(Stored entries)
..............................

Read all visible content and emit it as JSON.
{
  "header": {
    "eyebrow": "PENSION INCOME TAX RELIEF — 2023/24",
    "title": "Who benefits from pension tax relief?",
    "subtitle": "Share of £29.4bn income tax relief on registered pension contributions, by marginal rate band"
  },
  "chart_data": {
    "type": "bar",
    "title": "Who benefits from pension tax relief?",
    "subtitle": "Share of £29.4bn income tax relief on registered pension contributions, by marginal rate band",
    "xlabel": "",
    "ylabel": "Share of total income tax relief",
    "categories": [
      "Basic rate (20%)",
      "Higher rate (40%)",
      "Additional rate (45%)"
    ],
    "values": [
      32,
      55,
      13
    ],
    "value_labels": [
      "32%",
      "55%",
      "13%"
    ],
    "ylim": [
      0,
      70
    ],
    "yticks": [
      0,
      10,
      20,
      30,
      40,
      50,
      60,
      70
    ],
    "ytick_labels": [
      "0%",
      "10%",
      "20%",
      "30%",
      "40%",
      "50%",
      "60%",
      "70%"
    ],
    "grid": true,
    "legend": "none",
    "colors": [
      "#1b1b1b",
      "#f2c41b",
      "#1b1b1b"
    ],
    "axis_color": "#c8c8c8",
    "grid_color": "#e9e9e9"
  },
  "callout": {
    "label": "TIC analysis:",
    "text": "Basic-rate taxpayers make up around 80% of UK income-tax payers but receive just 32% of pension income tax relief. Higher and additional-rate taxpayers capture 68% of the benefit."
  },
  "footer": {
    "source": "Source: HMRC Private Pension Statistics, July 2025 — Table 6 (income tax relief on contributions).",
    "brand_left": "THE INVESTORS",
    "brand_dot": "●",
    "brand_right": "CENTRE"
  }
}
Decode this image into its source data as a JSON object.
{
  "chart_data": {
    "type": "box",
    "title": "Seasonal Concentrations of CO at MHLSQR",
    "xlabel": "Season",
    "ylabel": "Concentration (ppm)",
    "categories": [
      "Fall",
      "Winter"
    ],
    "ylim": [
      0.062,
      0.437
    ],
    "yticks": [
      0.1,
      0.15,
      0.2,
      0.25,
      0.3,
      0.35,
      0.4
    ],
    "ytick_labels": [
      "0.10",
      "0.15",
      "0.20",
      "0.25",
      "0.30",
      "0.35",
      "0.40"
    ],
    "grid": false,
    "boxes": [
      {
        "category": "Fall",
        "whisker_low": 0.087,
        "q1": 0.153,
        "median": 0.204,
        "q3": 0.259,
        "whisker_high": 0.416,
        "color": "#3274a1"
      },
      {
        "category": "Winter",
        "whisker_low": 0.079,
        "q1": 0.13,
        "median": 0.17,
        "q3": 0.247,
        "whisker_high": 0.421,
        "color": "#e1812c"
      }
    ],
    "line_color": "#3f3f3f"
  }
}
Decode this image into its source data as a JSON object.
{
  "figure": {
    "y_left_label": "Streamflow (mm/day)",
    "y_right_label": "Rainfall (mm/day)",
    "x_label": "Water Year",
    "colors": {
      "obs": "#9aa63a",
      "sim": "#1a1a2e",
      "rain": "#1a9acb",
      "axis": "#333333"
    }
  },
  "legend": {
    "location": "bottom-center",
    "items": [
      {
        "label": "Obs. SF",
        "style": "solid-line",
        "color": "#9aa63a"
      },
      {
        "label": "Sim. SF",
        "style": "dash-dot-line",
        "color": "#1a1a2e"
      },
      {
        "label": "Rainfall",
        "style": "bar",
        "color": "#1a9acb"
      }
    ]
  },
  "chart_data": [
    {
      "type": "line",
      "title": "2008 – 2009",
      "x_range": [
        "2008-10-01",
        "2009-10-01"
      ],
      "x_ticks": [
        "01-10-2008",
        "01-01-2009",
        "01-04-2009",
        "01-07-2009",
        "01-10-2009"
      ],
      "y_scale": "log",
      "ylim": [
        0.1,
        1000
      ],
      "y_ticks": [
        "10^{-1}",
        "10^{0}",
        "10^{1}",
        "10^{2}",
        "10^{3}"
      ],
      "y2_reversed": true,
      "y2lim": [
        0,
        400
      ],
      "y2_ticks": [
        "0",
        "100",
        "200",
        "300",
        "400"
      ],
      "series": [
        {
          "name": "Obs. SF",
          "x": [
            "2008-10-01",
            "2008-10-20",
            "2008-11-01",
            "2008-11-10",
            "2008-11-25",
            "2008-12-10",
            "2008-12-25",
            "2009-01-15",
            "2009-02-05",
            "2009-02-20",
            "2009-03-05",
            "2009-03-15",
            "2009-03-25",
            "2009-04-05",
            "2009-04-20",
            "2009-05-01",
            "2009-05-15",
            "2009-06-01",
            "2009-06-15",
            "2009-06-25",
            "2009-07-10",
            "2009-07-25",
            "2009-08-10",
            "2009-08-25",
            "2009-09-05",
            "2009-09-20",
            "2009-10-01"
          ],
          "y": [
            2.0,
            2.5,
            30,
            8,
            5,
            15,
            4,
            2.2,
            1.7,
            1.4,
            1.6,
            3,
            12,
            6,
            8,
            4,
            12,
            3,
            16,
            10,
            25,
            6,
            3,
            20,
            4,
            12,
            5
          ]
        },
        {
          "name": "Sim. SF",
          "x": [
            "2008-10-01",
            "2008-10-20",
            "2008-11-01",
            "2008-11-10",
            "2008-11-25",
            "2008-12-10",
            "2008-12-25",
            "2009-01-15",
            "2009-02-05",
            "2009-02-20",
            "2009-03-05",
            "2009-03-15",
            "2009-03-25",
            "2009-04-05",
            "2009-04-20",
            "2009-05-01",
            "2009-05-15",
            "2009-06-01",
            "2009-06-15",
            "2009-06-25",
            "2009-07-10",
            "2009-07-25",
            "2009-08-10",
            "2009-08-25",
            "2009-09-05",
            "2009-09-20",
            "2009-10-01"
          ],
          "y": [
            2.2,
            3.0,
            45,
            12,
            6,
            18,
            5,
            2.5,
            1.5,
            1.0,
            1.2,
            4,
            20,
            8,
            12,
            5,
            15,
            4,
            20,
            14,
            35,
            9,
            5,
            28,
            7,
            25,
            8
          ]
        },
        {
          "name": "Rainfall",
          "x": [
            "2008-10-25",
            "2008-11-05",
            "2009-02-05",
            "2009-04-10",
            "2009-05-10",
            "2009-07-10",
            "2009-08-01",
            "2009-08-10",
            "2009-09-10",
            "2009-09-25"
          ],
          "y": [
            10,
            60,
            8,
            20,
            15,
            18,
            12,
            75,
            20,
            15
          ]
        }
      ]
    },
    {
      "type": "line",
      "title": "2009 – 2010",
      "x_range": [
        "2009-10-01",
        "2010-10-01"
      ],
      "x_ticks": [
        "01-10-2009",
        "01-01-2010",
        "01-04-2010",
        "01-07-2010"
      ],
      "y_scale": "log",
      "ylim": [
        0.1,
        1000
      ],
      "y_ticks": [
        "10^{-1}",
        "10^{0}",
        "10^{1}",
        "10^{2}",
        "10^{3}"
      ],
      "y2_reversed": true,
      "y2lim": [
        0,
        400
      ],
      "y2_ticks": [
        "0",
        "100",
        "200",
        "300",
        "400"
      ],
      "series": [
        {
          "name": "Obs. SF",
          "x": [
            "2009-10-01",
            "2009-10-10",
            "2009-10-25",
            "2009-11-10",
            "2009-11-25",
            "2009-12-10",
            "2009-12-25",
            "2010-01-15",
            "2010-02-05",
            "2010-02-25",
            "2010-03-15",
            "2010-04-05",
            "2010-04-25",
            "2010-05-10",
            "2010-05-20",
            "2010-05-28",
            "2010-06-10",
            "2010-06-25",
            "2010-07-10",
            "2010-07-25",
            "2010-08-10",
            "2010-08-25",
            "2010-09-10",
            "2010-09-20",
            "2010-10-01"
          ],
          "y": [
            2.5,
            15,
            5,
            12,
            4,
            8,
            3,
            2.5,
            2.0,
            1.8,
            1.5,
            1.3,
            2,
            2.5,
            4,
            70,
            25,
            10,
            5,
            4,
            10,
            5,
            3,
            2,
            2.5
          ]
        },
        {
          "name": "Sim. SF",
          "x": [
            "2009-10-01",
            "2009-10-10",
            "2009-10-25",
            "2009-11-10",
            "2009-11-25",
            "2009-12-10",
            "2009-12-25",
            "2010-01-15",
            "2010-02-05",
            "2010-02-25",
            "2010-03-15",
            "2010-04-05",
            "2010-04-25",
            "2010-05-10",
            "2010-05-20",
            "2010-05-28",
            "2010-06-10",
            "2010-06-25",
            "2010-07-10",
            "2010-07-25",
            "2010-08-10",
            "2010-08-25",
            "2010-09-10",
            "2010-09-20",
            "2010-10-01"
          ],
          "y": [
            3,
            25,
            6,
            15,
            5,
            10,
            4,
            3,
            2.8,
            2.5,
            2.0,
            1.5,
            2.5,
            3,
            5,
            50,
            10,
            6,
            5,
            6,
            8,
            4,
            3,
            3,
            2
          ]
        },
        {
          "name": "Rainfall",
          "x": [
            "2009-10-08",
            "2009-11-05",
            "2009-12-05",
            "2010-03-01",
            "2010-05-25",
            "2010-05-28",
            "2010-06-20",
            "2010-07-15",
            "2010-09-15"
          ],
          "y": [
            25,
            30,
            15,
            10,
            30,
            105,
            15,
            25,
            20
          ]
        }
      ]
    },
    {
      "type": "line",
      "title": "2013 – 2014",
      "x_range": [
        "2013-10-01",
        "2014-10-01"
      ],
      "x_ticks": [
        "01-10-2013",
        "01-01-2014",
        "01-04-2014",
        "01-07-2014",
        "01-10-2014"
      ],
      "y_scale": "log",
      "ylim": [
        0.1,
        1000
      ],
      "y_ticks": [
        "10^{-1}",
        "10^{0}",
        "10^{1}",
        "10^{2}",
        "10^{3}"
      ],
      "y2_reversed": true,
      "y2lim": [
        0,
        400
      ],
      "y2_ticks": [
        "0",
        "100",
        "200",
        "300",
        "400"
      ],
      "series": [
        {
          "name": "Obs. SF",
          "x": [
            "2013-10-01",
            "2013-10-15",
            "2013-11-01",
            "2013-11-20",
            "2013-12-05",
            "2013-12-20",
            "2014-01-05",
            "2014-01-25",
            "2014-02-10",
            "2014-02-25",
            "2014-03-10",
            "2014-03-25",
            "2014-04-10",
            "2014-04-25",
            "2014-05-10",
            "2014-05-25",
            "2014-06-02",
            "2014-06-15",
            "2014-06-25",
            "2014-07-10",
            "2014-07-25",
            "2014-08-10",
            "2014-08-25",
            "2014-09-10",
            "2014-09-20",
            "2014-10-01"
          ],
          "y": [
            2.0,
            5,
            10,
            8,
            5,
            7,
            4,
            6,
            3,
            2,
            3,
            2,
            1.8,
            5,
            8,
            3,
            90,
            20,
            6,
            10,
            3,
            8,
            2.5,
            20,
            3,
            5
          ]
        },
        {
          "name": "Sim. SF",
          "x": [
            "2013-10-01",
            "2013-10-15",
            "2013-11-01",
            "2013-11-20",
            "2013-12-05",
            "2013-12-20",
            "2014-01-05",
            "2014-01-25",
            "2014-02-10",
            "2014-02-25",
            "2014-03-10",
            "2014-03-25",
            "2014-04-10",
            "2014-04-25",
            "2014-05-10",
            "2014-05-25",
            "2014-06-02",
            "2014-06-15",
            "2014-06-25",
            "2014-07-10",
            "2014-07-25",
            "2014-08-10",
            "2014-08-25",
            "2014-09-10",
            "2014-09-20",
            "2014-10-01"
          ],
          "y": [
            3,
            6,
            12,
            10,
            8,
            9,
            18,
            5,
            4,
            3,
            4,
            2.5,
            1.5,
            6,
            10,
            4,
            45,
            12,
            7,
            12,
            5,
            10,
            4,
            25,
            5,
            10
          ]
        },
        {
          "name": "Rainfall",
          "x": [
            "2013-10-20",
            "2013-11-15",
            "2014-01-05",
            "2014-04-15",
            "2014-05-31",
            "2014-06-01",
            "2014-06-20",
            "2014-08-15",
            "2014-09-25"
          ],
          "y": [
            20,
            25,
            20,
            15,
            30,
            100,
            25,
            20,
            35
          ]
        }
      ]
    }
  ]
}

..............................

■ Given task
Show every line above in which the word "ylabel" occurs.

■ The result
    "ylabel": "Share of total income tax relief",
    "ylabel": "Concentration (ppm)",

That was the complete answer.